> _LISTING_
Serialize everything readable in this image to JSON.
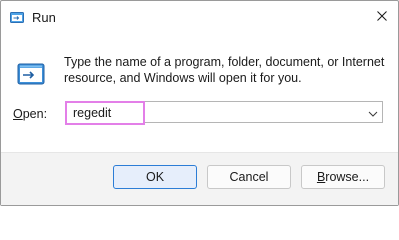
{
  "window": {
    "title": "Run",
    "icon": "run-dialog-icon",
    "close_icon": "close-icon"
  },
  "content": {
    "description_line1": "Type the name of a program, folder, document, or Internet",
    "description_line2": "resource, and Windows will open it for you.",
    "open_label_acc": "O",
    "open_label_rest": "pen:",
    "open_value": "regedit"
  },
  "buttons": {
    "ok": "OK",
    "cancel": "Cancel",
    "browse_acc": "B",
    "browse_rest": "rowse..."
  },
  "colors": {
    "accent": "#2c7dd6",
    "input_highlight": "#e37fe8"
  }
}
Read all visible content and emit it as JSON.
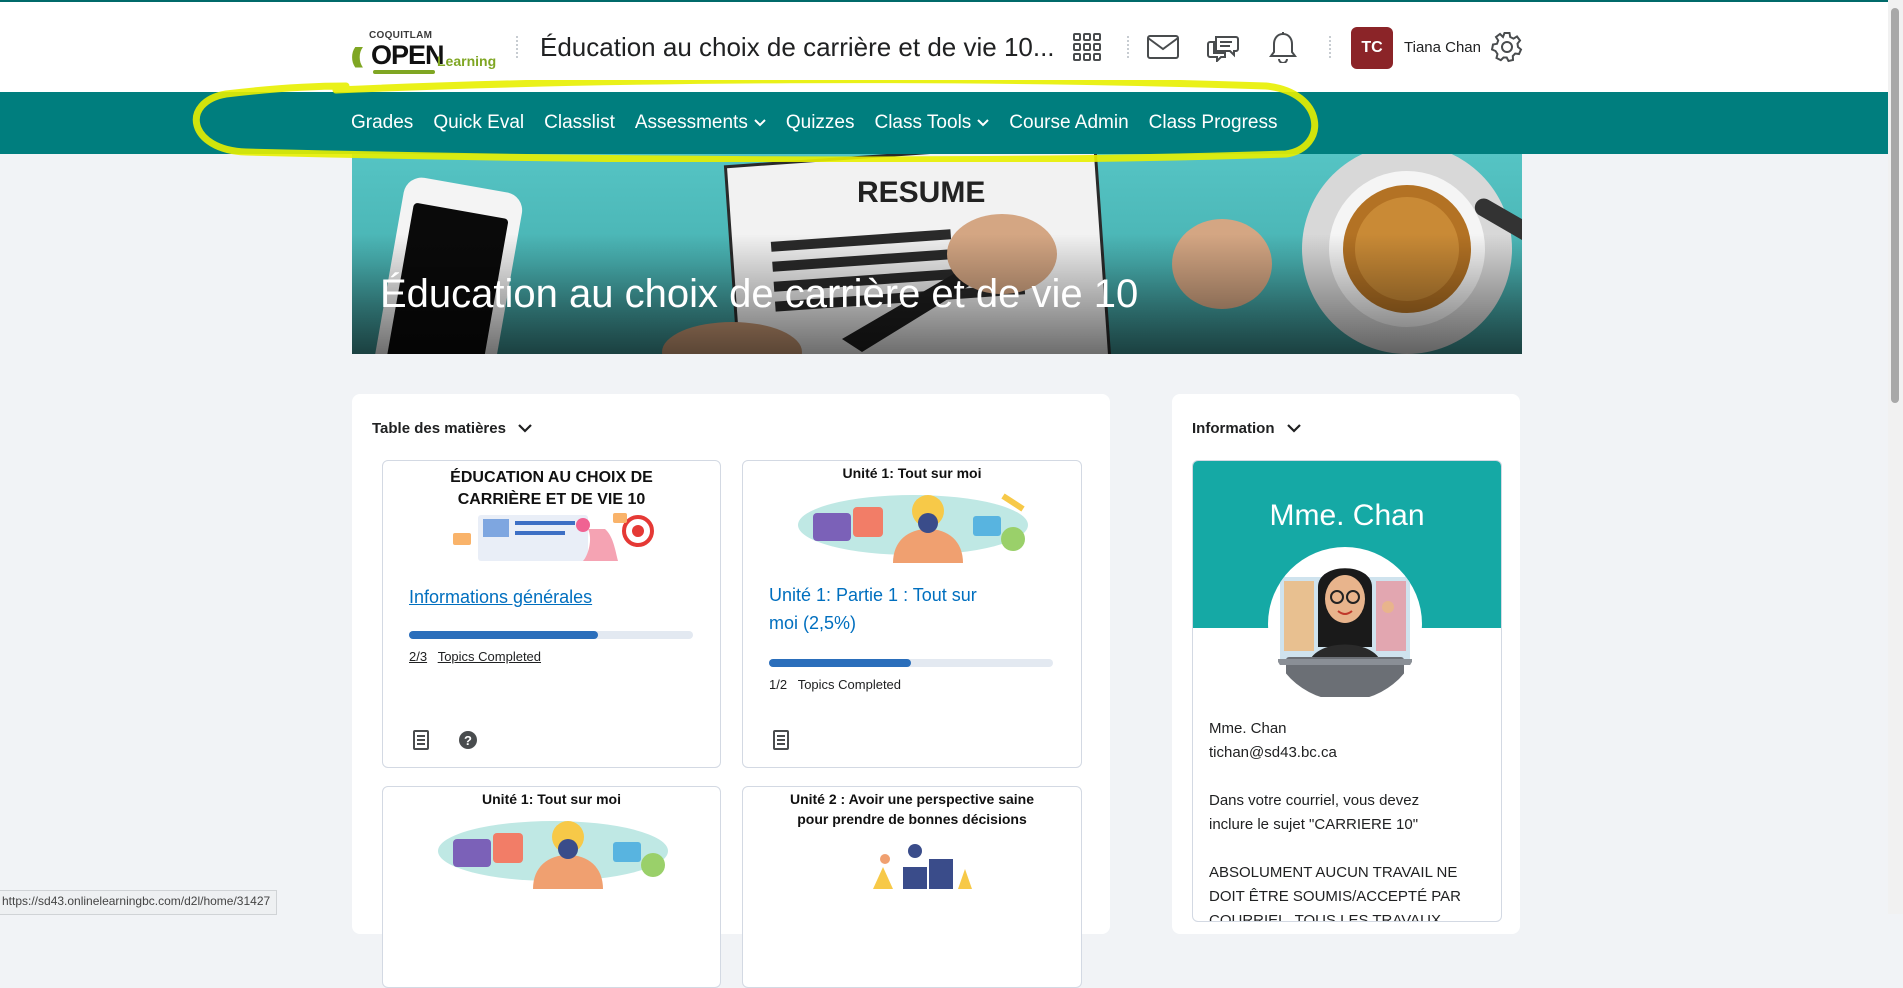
{
  "header": {
    "logo_small": "COQUITLAM",
    "logo_big": "OPEN",
    "logo_learning": "Learning",
    "course_title": "Éducation au choix de carrière et de vie 10...",
    "user_initials": "TC",
    "user_name": "Tiana Chan"
  },
  "nav": {
    "items": [
      {
        "label": "Grades"
      },
      {
        "label": "Quick Eval"
      },
      {
        "label": "Classlist"
      },
      {
        "label": "Assessments"
      },
      {
        "label": "Quizzes"
      },
      {
        "label": "Class Tools"
      },
      {
        "label": "Course Admin"
      },
      {
        "label": "Class Progress"
      }
    ],
    "highlight_color": "#e8f000"
  },
  "banner": {
    "resume_text": "RESUME",
    "title": "Éducation au choix de carrière et de vie 10"
  },
  "toc": {
    "heading": "Table des matières",
    "cards": [
      {
        "image_title_line1": "ÉDUCATION AU CHOIX DE",
        "image_title_line2": "CARRIÈRE ET DE VIE 10",
        "link": "Informations générales",
        "progress_fraction": 0.667,
        "progress_count": "2/3",
        "progress_label": "Topics Completed"
      },
      {
        "image_title_line1": "Unité 1: Tout sur moi",
        "link_line1": "Unité 1: Partie 1 : Tout sur",
        "link_line2": "moi (2,5%)",
        "progress_fraction": 0.5,
        "progress_count": "1/2",
        "progress_label": "Topics Completed"
      },
      {
        "image_title_line1": "Unité 1: Tout sur moi"
      },
      {
        "image_title_line1": "Unité 2 : Avoir une perspective saine",
        "image_title_line2": "pour prendre de bonnes décisions"
      }
    ]
  },
  "info": {
    "heading": "Information",
    "name_title": "Mme. Chan",
    "contact_name": "Mme. Chan",
    "contact_email": "tichan@sd43.bc.ca",
    "para1_line1": "Dans votre courriel, vous devez",
    "para1_line2": "inclure le sujet \"CARRIERE 10\"",
    "para2_line1": "ABSOLUMENT AUCUN TRAVAIL NE",
    "para2_line2": "DOIT ÊTRE SOUMIS/ACCEPTÉ PAR",
    "para2_line3": "COURRIEL. TOUS LES TRAVAUX"
  },
  "status_url": "https://sd43.onlinelearningbc.com/d2l/home/31427",
  "colors": {
    "nav_bg": "#007e7e",
    "avatar_bg": "#8b2428",
    "link": "#006fbf",
    "progress": "#2a6ebb",
    "info_teal": "#15a9a5"
  }
}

> _THE REQUEST_
Pick out the lines that include the word "heading" and write them out.

> _SOLVED PROBLEM_
    "heading": "Table des matières",
    "heading": "Information",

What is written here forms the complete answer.